**WORK REQUIRED**:
Please list all lines of the material below in which the string "Toast" occurs.

**RECORDS**:

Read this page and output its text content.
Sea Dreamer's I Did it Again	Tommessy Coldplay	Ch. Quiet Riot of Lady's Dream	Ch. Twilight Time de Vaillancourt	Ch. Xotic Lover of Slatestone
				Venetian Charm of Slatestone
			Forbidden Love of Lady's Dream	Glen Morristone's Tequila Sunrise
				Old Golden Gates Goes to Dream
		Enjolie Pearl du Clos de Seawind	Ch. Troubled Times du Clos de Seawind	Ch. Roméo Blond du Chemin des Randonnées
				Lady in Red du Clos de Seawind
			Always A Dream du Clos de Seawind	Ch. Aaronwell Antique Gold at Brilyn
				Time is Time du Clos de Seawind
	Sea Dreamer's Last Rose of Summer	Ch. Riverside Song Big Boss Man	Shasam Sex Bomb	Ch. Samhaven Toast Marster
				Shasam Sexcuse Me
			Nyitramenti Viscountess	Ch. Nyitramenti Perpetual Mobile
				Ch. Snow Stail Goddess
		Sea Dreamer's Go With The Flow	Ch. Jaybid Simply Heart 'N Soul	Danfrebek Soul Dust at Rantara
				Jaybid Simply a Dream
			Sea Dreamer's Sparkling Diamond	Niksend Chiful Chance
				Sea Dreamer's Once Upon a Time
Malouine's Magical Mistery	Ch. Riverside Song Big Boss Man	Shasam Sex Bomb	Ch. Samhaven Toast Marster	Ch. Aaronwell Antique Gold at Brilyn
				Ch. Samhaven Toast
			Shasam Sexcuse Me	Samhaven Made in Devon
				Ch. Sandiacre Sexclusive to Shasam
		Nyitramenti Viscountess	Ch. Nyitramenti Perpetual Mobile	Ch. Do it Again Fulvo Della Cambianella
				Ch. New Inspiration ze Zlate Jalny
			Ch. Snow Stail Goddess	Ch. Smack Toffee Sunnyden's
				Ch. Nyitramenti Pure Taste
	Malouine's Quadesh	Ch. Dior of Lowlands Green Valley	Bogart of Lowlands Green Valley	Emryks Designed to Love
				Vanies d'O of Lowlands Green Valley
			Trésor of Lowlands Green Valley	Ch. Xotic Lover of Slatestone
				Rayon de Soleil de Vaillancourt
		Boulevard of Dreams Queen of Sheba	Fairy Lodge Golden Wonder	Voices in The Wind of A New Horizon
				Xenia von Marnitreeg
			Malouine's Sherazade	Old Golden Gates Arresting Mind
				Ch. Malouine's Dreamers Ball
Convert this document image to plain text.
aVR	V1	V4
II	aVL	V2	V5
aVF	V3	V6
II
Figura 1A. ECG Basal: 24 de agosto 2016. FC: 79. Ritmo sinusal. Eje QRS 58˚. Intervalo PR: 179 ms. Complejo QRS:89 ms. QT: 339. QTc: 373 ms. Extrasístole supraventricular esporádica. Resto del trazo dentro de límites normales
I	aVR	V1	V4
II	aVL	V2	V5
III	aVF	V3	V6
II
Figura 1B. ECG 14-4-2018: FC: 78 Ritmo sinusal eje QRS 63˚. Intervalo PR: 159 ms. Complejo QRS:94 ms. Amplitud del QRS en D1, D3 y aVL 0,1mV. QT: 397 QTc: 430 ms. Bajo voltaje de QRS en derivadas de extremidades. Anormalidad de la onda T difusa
--
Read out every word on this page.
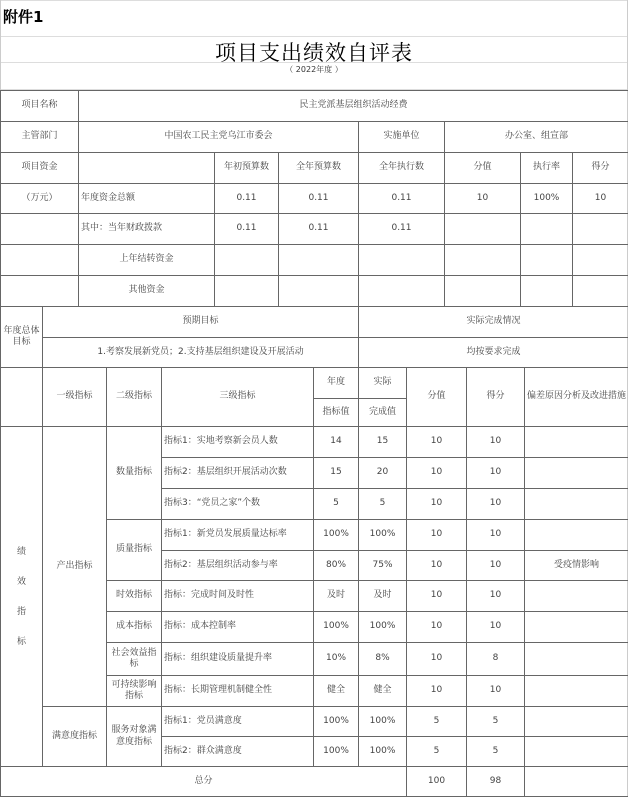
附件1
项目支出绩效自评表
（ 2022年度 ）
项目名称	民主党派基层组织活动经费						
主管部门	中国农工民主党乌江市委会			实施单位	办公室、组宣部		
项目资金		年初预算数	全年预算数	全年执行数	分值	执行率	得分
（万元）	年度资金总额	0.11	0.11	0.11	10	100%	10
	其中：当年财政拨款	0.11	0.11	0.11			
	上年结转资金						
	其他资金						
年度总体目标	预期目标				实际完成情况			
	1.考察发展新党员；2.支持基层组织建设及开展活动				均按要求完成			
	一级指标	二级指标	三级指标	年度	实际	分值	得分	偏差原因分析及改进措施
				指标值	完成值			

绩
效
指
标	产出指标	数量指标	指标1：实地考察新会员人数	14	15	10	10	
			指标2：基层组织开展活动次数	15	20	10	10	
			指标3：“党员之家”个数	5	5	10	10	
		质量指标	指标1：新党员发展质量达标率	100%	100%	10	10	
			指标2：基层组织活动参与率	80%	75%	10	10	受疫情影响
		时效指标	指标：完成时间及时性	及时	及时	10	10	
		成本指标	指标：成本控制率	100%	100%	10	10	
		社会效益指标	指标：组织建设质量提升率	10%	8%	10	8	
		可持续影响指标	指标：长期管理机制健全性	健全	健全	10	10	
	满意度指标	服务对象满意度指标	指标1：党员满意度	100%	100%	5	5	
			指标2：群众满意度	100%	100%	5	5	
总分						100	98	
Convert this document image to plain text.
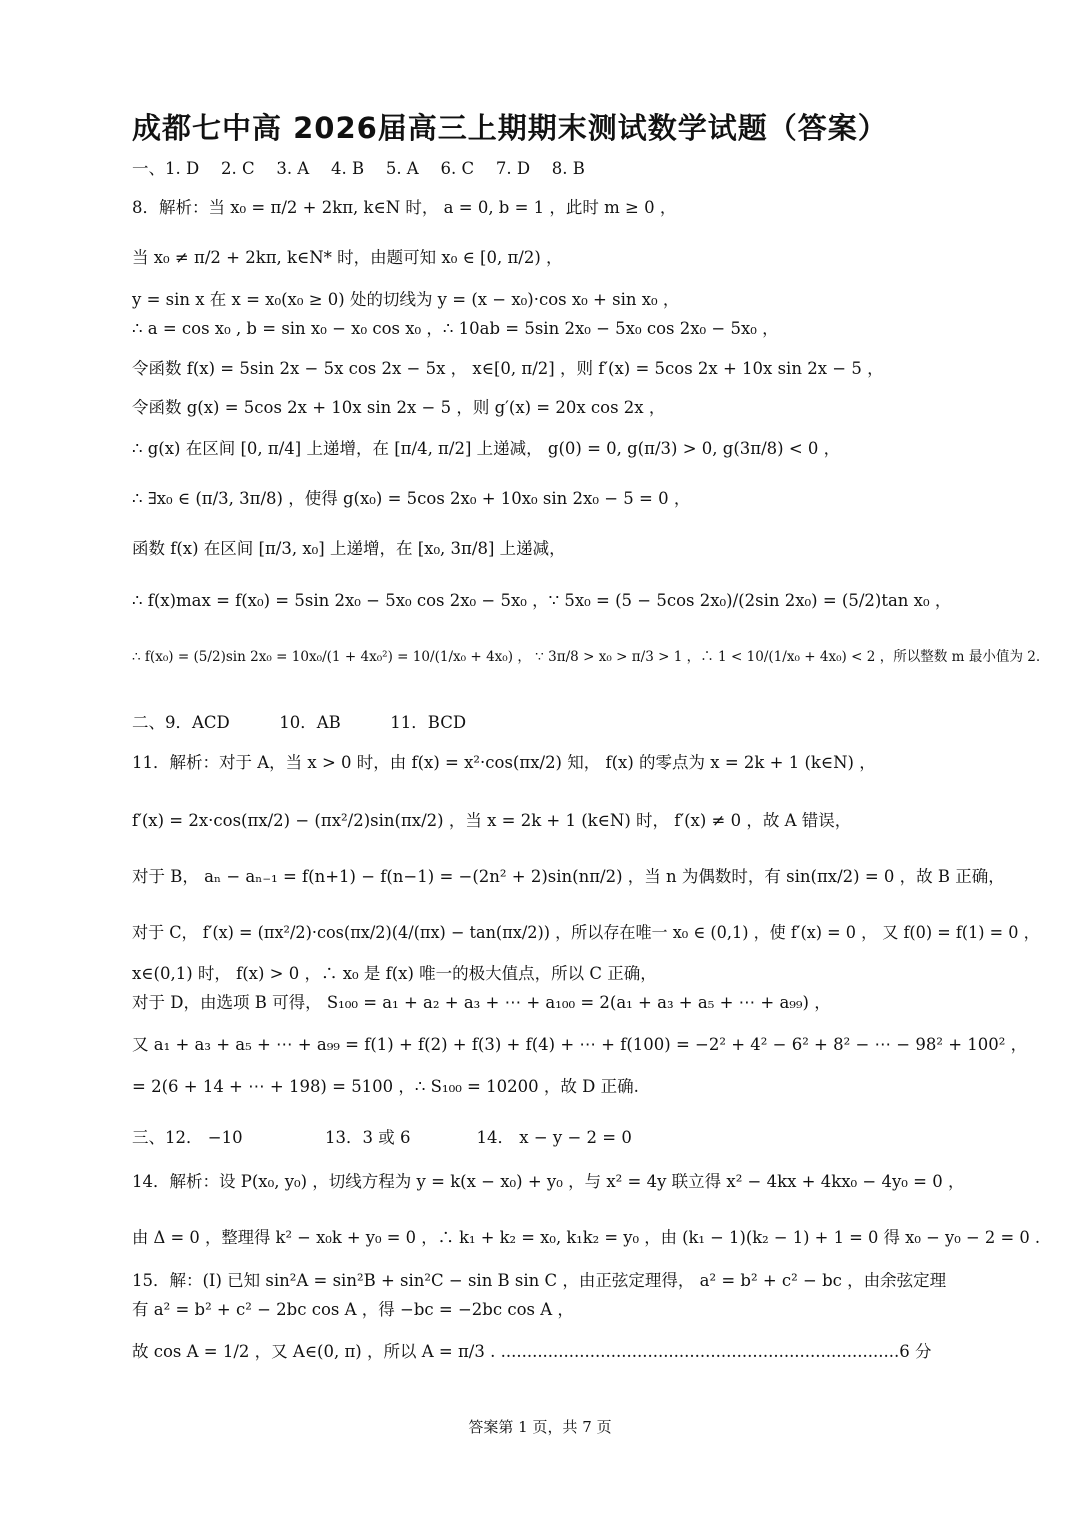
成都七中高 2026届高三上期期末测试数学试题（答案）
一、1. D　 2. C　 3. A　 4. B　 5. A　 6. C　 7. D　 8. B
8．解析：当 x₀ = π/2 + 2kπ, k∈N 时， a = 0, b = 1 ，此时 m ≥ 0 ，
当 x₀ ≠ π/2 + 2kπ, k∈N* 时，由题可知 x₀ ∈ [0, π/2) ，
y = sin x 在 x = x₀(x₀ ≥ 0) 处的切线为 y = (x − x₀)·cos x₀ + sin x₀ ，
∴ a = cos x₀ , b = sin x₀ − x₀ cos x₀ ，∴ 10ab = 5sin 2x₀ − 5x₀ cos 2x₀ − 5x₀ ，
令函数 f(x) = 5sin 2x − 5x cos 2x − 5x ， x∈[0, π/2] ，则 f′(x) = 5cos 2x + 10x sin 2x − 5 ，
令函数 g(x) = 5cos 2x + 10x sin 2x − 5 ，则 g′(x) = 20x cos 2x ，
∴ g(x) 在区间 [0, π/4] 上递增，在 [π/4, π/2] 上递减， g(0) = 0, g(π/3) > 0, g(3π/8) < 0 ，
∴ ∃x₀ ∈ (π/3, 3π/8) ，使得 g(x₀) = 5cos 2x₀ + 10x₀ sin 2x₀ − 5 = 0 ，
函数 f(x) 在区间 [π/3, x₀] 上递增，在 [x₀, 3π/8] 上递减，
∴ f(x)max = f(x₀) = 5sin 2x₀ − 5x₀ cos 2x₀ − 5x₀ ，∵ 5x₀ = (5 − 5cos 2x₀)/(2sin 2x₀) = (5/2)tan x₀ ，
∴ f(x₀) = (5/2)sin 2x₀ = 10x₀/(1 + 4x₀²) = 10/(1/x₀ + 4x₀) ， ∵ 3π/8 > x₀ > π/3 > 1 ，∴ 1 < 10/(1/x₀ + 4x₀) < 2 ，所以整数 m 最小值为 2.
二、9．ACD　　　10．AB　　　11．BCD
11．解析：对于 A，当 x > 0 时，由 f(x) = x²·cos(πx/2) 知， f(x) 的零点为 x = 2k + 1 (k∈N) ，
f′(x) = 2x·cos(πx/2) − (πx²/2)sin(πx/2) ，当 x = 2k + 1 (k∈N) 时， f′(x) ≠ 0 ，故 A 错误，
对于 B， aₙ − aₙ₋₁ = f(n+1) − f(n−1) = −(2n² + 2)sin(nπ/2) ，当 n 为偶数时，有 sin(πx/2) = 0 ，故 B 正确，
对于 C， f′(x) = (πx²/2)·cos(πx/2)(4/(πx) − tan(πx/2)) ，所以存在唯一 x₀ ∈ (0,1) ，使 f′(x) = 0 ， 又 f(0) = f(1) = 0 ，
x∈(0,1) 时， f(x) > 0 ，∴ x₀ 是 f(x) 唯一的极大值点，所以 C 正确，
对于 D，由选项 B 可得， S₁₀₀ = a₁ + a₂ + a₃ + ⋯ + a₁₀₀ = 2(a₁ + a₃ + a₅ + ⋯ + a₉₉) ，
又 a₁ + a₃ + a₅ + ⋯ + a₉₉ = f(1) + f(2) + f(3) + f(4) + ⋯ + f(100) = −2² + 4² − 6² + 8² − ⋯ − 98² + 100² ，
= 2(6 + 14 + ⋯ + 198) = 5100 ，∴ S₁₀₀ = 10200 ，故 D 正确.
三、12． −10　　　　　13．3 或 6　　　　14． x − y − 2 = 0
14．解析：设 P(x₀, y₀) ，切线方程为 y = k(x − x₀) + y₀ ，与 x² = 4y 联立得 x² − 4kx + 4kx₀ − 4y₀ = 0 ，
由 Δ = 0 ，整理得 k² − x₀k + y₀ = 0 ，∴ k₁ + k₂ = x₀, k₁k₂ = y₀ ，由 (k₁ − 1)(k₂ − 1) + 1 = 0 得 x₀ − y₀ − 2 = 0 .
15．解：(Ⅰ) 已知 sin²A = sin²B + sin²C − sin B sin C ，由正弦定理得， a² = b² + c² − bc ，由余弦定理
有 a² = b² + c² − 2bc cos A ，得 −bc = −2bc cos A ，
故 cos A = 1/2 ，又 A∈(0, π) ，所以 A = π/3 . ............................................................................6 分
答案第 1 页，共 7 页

**RESULT OF THE TASK**:
	Sea Dreamer's Last Rose of Summer	Ch. Riverside Song Big Boss Man	Shasam Sex Bomb	Ch. Samhaven Toast Marster
Malouine's Magical Mistery	Ch. Riverside Song Big Boss Man	Shasam Sex Bomb	Ch. Samhaven Toast Marster	Ch. Aaronwell Antique Gold at Brilyn
				Ch. Samhaven Toast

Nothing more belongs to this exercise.